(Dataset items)
===
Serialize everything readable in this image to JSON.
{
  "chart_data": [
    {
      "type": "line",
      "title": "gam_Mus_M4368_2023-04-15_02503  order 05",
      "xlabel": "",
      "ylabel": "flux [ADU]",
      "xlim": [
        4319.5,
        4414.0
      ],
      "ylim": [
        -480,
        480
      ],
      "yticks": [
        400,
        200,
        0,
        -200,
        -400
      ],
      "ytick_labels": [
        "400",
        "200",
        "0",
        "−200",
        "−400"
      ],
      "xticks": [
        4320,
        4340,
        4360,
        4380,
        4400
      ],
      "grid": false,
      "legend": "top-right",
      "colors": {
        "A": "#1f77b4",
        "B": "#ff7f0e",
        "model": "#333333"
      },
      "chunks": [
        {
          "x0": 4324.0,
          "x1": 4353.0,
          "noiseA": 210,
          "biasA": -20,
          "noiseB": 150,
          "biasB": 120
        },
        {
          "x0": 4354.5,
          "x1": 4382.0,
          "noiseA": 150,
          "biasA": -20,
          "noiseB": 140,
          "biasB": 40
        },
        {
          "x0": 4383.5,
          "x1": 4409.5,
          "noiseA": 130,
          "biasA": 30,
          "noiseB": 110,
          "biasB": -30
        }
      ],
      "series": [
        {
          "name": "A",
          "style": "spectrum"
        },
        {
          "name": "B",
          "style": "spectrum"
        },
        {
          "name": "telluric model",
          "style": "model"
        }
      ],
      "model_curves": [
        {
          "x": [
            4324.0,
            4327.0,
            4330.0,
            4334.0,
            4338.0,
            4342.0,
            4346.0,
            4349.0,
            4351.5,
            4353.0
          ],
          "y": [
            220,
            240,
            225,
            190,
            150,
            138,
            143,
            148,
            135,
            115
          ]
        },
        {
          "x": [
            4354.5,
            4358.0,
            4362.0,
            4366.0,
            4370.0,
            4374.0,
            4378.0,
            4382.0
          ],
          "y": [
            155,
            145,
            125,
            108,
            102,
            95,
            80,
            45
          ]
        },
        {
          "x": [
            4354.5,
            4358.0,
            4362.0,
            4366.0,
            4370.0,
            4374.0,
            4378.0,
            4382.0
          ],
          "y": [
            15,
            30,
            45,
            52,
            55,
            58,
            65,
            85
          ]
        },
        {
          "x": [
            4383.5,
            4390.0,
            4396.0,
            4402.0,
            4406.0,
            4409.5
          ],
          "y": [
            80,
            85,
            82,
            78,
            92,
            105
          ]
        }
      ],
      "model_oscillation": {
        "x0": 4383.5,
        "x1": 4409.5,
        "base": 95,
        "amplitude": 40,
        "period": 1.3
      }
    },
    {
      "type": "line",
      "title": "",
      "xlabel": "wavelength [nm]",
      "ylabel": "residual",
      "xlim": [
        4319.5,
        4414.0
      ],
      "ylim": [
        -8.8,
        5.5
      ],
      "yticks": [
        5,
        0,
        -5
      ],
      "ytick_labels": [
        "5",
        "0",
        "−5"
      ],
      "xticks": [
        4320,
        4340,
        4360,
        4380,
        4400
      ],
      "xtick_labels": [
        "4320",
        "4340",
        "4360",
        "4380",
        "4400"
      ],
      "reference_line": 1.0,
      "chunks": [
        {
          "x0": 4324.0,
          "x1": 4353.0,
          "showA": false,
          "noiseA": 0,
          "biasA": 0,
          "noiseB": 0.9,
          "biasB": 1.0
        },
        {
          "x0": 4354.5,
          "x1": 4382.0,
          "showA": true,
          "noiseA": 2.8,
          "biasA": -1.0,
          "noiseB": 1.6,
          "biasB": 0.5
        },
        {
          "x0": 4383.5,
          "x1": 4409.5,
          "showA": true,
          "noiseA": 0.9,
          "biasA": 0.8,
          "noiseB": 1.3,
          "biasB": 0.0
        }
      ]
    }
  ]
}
===
▶ Given instruction
Print the material once more, exactly.

▶ Answer to this exercise
Serialize everything readable in this image to JSON.
{
  "chart_data": [
    {
      "type": "line",
      "title": "gam_Mus_M4368_2023-04-15_02503  order 05",
      "xlabel": "",
      "ylabel": "flux [ADU]",
      "xlim": [
        4319.5,
        4414.0
      ],
      "ylim": [
        -480,
        480
      ],
      "yticks": [
        400,
        200,
        0,
        -200,
        -400
      ],
      "ytick_labels": [
        "400",
        "200",
        "0",
        "−200",
        "−400"
      ],
      "xticks": [
        4320,
        4340,
        4360,
        4380,
        4400
      ],
      "grid": false,
      "legend": "top-right",
      "colors": {
        "A": "#1f77b4",
        "B": "#ff7f0e",
        "model": "#333333"
      },
      "chunks": [
        {
          "x0": 4324.0,
          "x1": 4353.0,
          "noiseA": 210,
          "biasA": -20,
          "noiseB": 150,
          "biasB": 120
        },
        {
          "x0": 4354.5,
          "x1": 4382.0,
          "noiseA": 150,
          "biasA": -20,
          "noiseB": 140,
          "biasB": 40
        },
        {
          "x0": 4383.5,
          "x1": 4409.5,
          "noiseA": 130,
          "biasA": 30,
          "noiseB": 110,
          "biasB": -30
        }
      ],
      "series": [
        {
          "name": "A",
          "style": "spectrum"
        },
        {
          "name": "B",
          "style": "spectrum"
        },
        {
          "name": "telluric model",
          "style": "model"
        }
      ],
      "model_curves": [
        {
          "x": [
            4324.0,
            4327.0,
            4330.0,
            4334.0,
            4338.0,
            4342.0,
            4346.0,
            4349.0,
            4351.5,
            4353.0
          ],
          "y": [
            220,
            240,
            225,
            190,
            150,
            138,
            143,
            148,
            135,
            115
          ]
        },
        {
          "x": [
            4354.5,
            4358.0,
            4362.0,
            4366.0,
            4370.0,
            4374.0,
            4378.0,
            4382.0
          ],
          "y": [
            155,
            145,
            125,
            108,
            102,
            95,
            80,
            45
          ]
        },
        {
          "x": [
            4354.5,
            4358.0,
            4362.0,
            4366.0,
            4370.0,
            4374.0,
            4378.0,
            4382.0
          ],
          "y": [
            15,
            30,
            45,
            52,
            55,
            58,
            65,
            85
          ]
        },
        {
          "x": [
            4383.5,
            4390.0,
            4396.0,
            4402.0,
            4406.0,
            4409.5
          ],
          "y": [
            80,
            85,
            82,
            78,
            92,
            105
          ]
        }
      ],
      "model_oscillation": {
        "x0": 4383.5,
        "x1": 4409.5,
        "base": 95,
        "amplitude": 40,
        "period": 1.3
      }
    },
    {
      "type": "line",
      "title": "",
      "xlabel": "wavelength [nm]",
      "ylabel": "residual",
      "xlim": [
        4319.5,
        4414.0
      ],
      "ylim": [
        -8.8,
        5.5
      ],
      "yticks": [
        5,
        0,
        -5
      ],
      "ytick_labels": [
        "5",
        "0",
        "−5"
      ],
      "xticks": [
        4320,
        4340,
        4360,
        4380,
        4400
      ],
      "xtick_labels": [
        "4320",
        "4340",
        "4360",
        "4380",
        "4400"
      ],
      "reference_line": 1.0,
      "chunks": [
        {
          "x0": 4324.0,
          "x1": 4353.0,
          "showA": false,
          "noiseA": 0,
          "biasA": 0,
          "noiseB": 0.9,
          "biasB": 1.0
        },
        {
          "x0": 4354.5,
          "x1": 4382.0,
          "showA": true,
          "noiseA": 2.8,
          "biasA": -1.0,
          "noiseB": 1.6,
          "biasB": 0.5
        },
        {
          "x0": 4383.5,
          "x1": 4409.5,
          "showA": true,
          "noiseA": 0.9,
          "biasA": 0.8,
          "noiseB": 1.3,
          "biasB": 0.0
        }
      ]
    }
  ]
}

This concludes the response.